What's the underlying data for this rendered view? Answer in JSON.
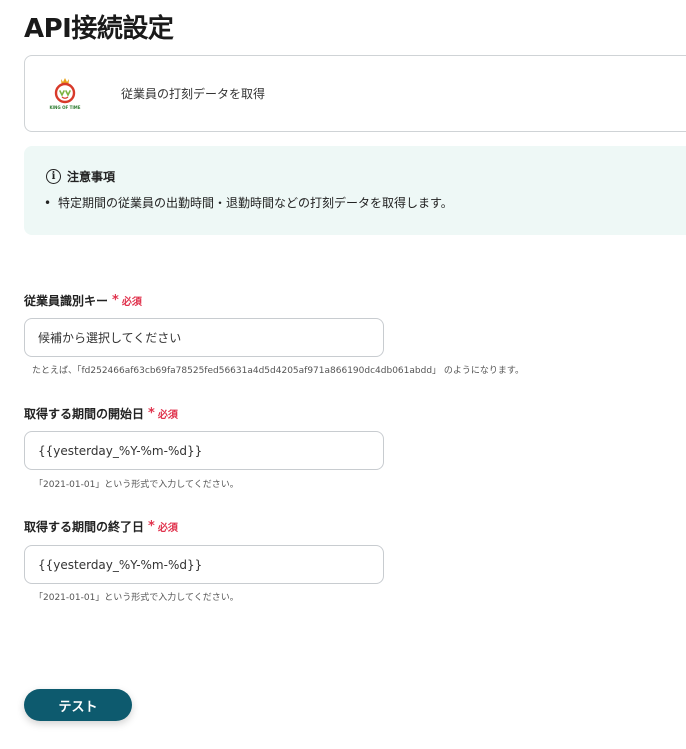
{
  "page_title": "API接続設定",
  "app_card": {
    "logo_icon": "kingoftime-logo-icon",
    "logo_text": "KING OF TIME",
    "action_label": "従業員の打刻データを取得"
  },
  "notice": {
    "icon": "info-icon",
    "title": "注意事項",
    "items": [
      "特定期間の従業員の出勤時間・退勤時間などの打刻データを取得します。"
    ]
  },
  "fields": [
    {
      "label": "従業員識別キー",
      "required_mark": "*",
      "required_text": "必須",
      "value": "候補から選択してください",
      "hint": "たとえば、「fd252466af63cb69fa78525fed56631a4d5d4205af971a866190dc4db061abdd」 のようになります。"
    },
    {
      "label": "取得する期間の開始日",
      "required_mark": "*",
      "required_text": "必須",
      "value": "{{yesterday_%Y-%m-%d}}",
      "hint": "「2021-01-01」という形式で入力してください。"
    },
    {
      "label": "取得する期間の終了日",
      "required_mark": "*",
      "required_text": "必須",
      "value": "{{yesterday_%Y-%m-%d}}",
      "hint": "「2021-01-01」という形式で入力してください。"
    }
  ],
  "test_button_label": "テスト",
  "colors": {
    "accent": "#0d5a6e",
    "required": "#e0334d",
    "notice_bg": "#eef8f6"
  }
}
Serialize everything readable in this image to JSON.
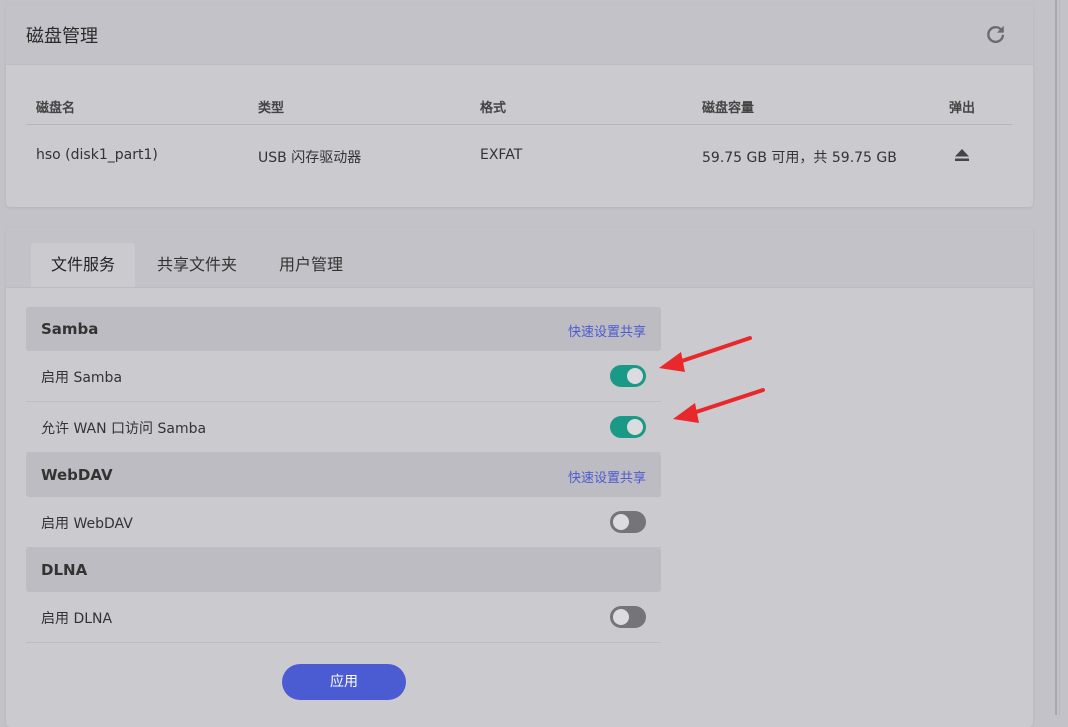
{
  "disk": {
    "title": "磁盘管理",
    "headers": [
      "磁盘名",
      "类型",
      "格式",
      "磁盘容量",
      "弹出"
    ],
    "rows": [
      [
        "hso (disk1_part1)",
        "USB 闪存驱动器",
        "EXFAT",
        "59.75 GB 可用，共 59.75 GB"
      ]
    ]
  },
  "tabs": [
    "文件服务",
    "共享文件夹",
    "用户管理"
  ],
  "sections": {
    "samba": {
      "title": "Samba",
      "link": "快速设置共享",
      "enable_label": "启用 Samba",
      "enable_on": true,
      "wan_label": "允许 WAN 口访问 Samba",
      "wan_on": true
    },
    "webdav": {
      "title": "WebDAV",
      "link": "快速设置共享",
      "enable_label": "启用 WebDAV",
      "enable_on": false
    },
    "dlna": {
      "title": "DLNA",
      "enable_label": "启用 DLNA",
      "enable_on": false
    }
  },
  "apply_label": "应用",
  "colors": {
    "accent": "#4b5bd1",
    "toggle_on": "#1a9a86",
    "link": "#4a5bd0",
    "annotation_arrow": "#e8282b"
  },
  "icons": [
    "refresh-icon",
    "eject-icon",
    "red-arrow-annotation"
  ]
}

====

- [PROBLEM STATEMENT]: Show every line in the entries where the string "this" occurs.

- [EXERCISE RESULT]:
What's the underlying data for this rendered view? Answer in JSON.
Serialize everything readable in this image to JSON.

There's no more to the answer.